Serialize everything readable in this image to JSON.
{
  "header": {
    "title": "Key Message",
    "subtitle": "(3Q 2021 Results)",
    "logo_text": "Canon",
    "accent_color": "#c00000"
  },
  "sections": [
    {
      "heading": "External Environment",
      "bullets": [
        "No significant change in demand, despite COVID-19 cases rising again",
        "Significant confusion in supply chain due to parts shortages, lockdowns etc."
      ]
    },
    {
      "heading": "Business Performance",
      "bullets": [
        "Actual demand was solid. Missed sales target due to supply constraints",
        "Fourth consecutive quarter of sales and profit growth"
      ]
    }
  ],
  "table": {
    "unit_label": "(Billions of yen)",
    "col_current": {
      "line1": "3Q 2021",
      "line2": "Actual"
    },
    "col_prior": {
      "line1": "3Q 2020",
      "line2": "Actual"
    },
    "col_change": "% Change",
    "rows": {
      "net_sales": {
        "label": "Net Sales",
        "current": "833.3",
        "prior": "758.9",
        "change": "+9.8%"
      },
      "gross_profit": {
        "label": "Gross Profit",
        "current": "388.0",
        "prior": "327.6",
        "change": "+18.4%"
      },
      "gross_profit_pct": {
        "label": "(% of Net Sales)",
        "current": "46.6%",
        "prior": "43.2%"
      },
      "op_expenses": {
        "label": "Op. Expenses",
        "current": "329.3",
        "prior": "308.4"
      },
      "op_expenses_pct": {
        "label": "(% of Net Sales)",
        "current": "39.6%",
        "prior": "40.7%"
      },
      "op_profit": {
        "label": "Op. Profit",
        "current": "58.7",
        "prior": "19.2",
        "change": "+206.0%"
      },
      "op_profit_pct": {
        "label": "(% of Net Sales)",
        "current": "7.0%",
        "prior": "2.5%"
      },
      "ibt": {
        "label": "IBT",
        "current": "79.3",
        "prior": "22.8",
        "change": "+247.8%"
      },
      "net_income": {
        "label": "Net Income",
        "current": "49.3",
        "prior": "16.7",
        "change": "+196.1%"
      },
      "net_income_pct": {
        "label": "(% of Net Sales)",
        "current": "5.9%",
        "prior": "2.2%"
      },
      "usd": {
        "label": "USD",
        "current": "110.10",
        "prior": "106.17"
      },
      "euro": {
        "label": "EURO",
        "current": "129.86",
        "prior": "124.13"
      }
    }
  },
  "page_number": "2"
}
....
_What the exercise asks_:
Scan the lines for the string "heading". Pick out every line that has it.

_Written solution_:
      "heading": "External Environment",
      "heading": "Business Performance",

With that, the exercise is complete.